_EXERCISE DETAILS:_ Gather the lines below that include the string "NOLMANS", copying each in full.
— Start —
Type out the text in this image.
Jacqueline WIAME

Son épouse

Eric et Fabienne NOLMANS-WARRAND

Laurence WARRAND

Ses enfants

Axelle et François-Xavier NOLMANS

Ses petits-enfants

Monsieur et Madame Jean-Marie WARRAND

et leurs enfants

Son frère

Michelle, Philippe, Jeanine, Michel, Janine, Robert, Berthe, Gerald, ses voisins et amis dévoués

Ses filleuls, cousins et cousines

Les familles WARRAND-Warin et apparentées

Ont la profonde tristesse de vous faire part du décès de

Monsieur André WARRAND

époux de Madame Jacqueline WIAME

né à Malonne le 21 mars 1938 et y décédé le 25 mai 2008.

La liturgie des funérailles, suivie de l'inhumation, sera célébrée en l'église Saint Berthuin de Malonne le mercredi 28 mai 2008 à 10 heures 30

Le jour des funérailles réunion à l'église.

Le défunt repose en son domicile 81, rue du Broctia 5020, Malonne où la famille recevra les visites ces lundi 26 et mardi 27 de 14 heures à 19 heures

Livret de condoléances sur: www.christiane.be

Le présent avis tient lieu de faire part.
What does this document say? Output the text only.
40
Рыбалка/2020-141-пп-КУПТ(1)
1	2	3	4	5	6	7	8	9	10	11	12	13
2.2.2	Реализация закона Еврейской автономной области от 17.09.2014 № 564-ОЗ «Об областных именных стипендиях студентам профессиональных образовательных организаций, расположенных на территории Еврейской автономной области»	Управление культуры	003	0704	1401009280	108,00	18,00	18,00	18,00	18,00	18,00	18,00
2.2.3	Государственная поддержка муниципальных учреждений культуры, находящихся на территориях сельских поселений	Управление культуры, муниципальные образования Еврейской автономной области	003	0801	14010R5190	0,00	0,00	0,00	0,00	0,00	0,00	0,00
— End —
_COMPLETED TASK:_
Eric et Fabienne NOLMANS-WARRAND
Axelle et François-Xavier NOLMANS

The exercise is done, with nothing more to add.